### Short task
Scan the lines and state how many carry "Rimegepant". Leave out everything but the number.

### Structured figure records
● ● ● ●

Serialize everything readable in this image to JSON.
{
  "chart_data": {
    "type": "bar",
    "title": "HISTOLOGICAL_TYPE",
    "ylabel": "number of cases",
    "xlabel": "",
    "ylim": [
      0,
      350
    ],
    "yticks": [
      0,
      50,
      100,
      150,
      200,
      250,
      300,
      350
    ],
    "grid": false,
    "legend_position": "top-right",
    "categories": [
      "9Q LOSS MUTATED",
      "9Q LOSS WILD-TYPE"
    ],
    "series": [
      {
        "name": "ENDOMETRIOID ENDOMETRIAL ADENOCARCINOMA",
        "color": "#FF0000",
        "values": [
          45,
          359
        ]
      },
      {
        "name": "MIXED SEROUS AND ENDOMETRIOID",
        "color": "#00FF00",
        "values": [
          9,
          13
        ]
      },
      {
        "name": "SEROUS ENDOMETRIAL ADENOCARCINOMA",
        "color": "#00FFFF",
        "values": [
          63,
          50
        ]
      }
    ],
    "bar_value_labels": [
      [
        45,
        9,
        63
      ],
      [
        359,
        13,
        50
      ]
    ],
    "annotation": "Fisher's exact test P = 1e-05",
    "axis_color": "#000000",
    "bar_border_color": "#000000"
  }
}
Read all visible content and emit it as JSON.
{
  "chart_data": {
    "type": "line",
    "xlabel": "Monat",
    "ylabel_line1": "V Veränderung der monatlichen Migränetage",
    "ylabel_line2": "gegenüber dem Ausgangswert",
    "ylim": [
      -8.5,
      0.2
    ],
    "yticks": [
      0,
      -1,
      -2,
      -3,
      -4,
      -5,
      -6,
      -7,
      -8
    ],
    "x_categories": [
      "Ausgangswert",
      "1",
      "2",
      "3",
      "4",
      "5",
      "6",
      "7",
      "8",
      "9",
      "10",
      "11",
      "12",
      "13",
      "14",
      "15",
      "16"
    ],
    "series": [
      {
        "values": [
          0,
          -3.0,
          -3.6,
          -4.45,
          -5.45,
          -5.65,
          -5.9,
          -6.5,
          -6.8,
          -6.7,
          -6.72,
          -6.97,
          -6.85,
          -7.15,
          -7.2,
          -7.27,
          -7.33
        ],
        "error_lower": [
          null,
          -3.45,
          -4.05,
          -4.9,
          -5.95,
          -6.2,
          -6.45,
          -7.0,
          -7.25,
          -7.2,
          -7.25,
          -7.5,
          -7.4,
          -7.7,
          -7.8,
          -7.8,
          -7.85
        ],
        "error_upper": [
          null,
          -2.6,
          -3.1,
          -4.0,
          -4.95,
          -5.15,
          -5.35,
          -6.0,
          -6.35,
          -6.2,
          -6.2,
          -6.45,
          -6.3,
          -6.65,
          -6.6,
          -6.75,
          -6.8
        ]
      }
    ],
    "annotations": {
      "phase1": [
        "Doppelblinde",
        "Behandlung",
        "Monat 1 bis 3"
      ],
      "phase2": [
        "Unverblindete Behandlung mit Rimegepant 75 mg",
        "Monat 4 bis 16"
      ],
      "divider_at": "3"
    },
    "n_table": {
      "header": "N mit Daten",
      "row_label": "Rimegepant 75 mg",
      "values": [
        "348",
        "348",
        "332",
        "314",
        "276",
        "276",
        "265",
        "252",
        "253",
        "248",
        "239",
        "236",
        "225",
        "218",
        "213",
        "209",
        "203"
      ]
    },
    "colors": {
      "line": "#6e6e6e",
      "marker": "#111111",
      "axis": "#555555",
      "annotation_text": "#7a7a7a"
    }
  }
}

● ● ● ●

### Finished task
2